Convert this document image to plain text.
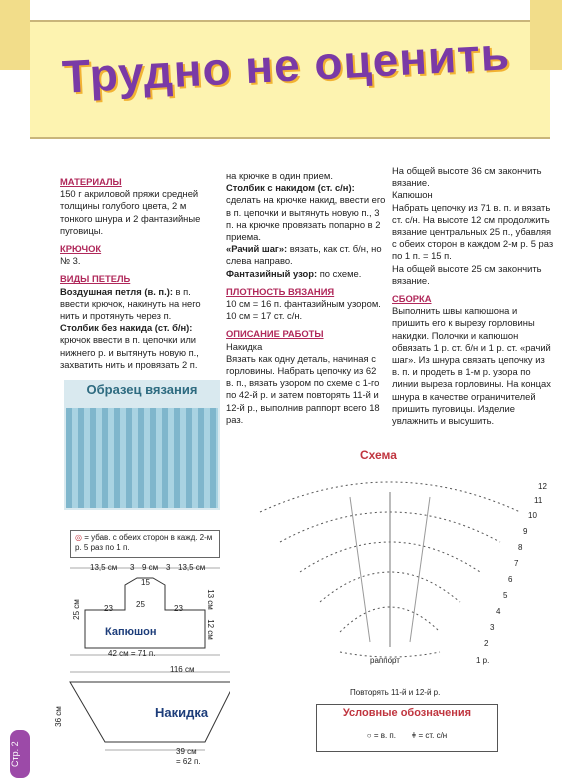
Трудно не оценить

МАТЕРИАЛЫ

150 г акриловой пряжи средней толщины голубого цвета, 2 м тонкого шнура и 2 фантазийные пуговицы.

КРЮЧОК

№ 3.

ВИДЫ ПЕТЕЛЬ

Воздушная петля (в. п.): в п. ввести крючок, накинуть на него нить и протянуть через п.

Столбик без накида (ст. б/н): крючок ввести в п. цепочки или нижнего р. и вытянуть новую п., захватить нить и провязать 2 п.

на крючке в один прием.

Столбик с накидом (ст. с/н): сделать на крючке накид, ввести его в п. цепочки и вытянуть новую п., 3 п. на крючке провязать попарно в 2 приема.

«Рачий шаг»: вязать, как ст. б/н, но слева направо.

Фантазийный узор: по схеме.

ПЛОТНОСТЬ ВЯЗАНИЯ

10 см = 16 п. фантазийным узором.

10 см = 17 ст. с/н.

ОПИСАНИЕ РАБОТЫ

Накидка

Вязать как одну деталь, начиная с горловины. Набрать цепочку из 62 в. п., вязать узором по схеме с 1-го по 42-й р. и затем повторять 11-й и 12-й р., выполнив раппорт всего 18 раз.

На общей высоте 36 см закончить вязание.

Капюшон

Набрать цепочку из 71 в. п. и вязать ст. с/н. На высоте 12 см продолжить вязание центральных 25 п., убавляя с обеих сторон в каждом 2-м р. 5 раз по 1 п. = 15 п.

На общей высоте 25 см закончить вязание.

СБОРКА

Выполнить швы капюшона и пришить его к вырезу горловины накидки. Полочки и капюшон обвязать 1 р. ст. б/н и 1 р. ст. «рачий шаг». Из шнура связать цепочку из в. п. и продеть в 1-м р. узора по линии выреза горловины. На концах шнура в качестве ограничителей пришить пуговицы. Изделие увлажнить и высушить.

Образец вязания
◎ = убав. с обеих сторон в кажд. 2-м р. 5 раз по 1 п.
13,5 см 3 9 см 3 13,5 см
15
23	23
25
25 см	13 см
12 см
Капюшон
42 см = 71 п.
116 см
Накидка
36 см
39 см
= 62 п.
Схема
12
11
10
9
8
7
6
5
4
3
2
1 р.
раппорт
Повторять 11-й и 12-й р.
Условные обозначения
○ = в. п. ǂ = ст. с/н
Стр. 2
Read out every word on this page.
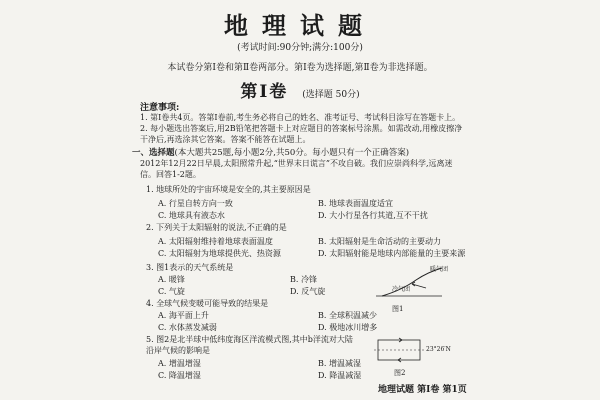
地理试题
(考试时间:90分钟;满分:100分)
本试卷分第Ⅰ卷和第Ⅱ卷两部分。第Ⅰ卷为选择题,第Ⅱ卷为非选择题。
第Ⅰ卷 (选择题 50分)
注意事项:
1. 第Ⅰ卷共4页。答第Ⅰ卷前,考生务必将自己的姓名、准考证号、考试科目涂写在答题卡上。
2. 每小题选出答案后,用2B铅笔把答题卡上对应题目的答案标号涂黑。如需改动,用橡皮擦净干净后,再选涂其它答案。答案不能答在试题上。
一、选择题(本大题共25题,每小题2分,共50分。每小题只有一个正确答案)
2012年12月22日早晨,太阳照常升起,“世界末日谎言”不攻自破。我们应崇尚科学,远离迷信。回答1-2题。
1. 地球所处的宇宙环境是安全的,其主要原因是
A. 行星自转方向一致	B. 地球表面温度适宜
C. 地球具有液态水	D. 大小行星各行其道,互不干扰
2. 下列关于太阳辐射的说法,不正确的是
A. 太阳辐射维持着地球表面温度	B. 太阳辐射是生命活动的主要动力
C. 太阳辐射为地球提供光、热资源	D. 太阳辐射能是地球内部能量的主要来源
3. 图1表示的天气系统是
A. 暖锋	B. 冷锋
C. 气旋	D. 反气旋
暖气团
冷气团
图1
4. 全球气候变暖可能导致的结果是
A. 海平面上升	B. 全球积温减少
C. 水体蒸发减弱	D. 极地冰川增多
5. 图2是北半球中低纬度海区洋流模式图,其中b洋流对大陆沿岸气候的影响是
A. 增温增湿	B. 增温减湿
C. 降温增湿	D. 降温减湿
23°26′N
图2
地理试题 第Ⅰ卷 第1页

> [WHAT THIS TASK INVOLVES] In the material above, show every line where the word "пуговицы" turns up.

> [WRITTEN RESPONSE]
150 г акриловой пряжи средней толщины голубого цвета, 2 м тонкого шнура и 2 фантазийные пуговицы.
Выполнить швы капюшона и пришить его к вырезу горловины накидки. Полочки и капюшон обвязать 1 р. ст. б/н и 1 р. ст. «рачий шаг». Из шнура связать цепочку из в. п. и продеть в 1-м р. узора по линии выреза горловины. На концах шнура в качестве ограничителей пришить пуговицы. Изделие увлажнить и высушить.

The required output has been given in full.